START EXTRACTED RECORDS
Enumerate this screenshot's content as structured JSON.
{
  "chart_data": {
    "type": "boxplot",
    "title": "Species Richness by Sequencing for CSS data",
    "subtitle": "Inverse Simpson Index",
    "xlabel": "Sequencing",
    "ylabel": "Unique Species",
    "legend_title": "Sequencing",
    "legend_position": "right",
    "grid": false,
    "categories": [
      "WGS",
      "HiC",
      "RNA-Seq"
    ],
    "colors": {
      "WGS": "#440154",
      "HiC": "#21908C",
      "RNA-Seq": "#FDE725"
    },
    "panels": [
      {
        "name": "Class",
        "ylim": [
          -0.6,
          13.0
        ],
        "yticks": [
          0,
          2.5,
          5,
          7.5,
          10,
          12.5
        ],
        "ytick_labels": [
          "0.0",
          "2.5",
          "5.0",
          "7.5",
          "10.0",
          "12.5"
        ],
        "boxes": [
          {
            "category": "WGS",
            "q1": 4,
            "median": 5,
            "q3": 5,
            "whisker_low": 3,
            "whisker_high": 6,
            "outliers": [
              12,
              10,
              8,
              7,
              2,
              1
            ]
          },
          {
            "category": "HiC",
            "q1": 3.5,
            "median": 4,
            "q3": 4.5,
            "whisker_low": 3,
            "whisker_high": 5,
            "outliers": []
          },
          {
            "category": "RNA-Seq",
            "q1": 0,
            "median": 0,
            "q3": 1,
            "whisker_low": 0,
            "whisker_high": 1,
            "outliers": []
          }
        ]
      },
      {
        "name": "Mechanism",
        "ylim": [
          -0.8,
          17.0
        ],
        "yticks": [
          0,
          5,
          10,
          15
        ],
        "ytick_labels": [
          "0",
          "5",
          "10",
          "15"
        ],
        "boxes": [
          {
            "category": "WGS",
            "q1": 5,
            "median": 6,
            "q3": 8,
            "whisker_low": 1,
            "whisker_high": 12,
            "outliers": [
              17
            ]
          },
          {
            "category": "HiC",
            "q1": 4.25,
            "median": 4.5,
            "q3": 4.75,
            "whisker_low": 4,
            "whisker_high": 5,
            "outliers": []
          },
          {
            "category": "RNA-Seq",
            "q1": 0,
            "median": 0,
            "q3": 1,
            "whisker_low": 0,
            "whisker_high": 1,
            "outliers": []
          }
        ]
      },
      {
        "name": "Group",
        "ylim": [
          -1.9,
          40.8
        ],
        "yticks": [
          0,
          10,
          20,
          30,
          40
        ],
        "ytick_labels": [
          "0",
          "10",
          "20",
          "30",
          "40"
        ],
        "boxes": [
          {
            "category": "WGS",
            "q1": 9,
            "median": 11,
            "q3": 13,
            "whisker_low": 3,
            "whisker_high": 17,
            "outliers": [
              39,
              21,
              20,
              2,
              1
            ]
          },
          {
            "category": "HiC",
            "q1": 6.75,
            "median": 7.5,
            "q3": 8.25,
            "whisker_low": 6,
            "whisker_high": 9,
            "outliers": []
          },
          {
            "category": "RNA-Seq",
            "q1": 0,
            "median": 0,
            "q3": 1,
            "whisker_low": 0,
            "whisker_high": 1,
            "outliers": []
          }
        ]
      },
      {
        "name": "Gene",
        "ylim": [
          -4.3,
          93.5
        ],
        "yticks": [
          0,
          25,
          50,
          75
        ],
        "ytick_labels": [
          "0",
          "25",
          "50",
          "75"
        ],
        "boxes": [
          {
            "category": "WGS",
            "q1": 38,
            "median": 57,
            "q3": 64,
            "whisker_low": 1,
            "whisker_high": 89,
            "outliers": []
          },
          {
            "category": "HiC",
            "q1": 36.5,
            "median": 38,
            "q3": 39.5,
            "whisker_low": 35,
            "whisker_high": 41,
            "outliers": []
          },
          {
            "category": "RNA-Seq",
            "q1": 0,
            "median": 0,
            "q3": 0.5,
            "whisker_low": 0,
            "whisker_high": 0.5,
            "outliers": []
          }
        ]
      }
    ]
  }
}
END EXTRACTED RECORDS
**EXERCISE**
Copy every line above in which the string "Sequencing" shows up.

**THE COMPLETED TASK**
    "title": "Species Richness by Sequencing for CSS data",
    "xlabel": "Sequencing",
    "legend_title": "Sequencing",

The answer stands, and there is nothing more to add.